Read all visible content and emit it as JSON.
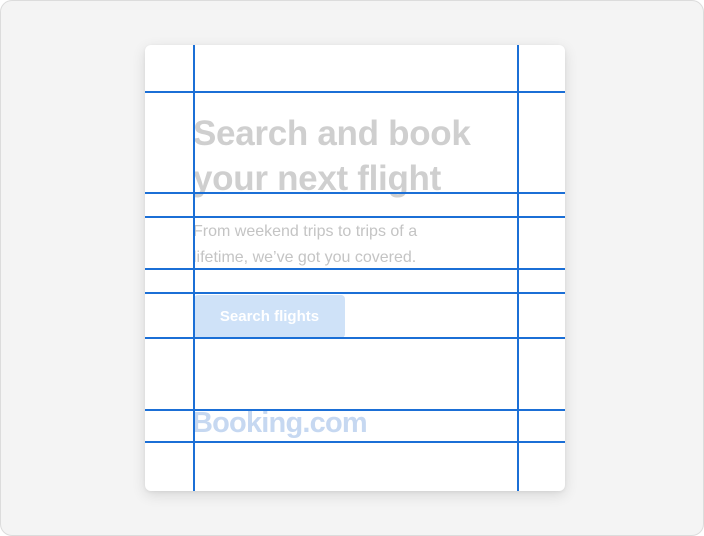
{
  "hero": {
    "title": "Search and book your next flight",
    "subtitle": "From weekend trips to trips of a lifetime, we’ve got you covered.",
    "cta_label": "Search flights"
  },
  "brand": {
    "logo_text": "Booking.com"
  },
  "colors": {
    "title": "#cfcfcf",
    "subtitle": "#c4c4c4",
    "button_bg": "#cfe2f8",
    "button_text": "#ffffff",
    "logo": "#c6d8f1",
    "grid_lines": "#1b6fd6"
  }
}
• • • •
Copy all lines from the material that contain "subtitle".

> _Complete response_
    "subtitle": "From weekend trips to trips of a lifetime, we’ve got you covered.",
    "subtitle": "#c4c4c4",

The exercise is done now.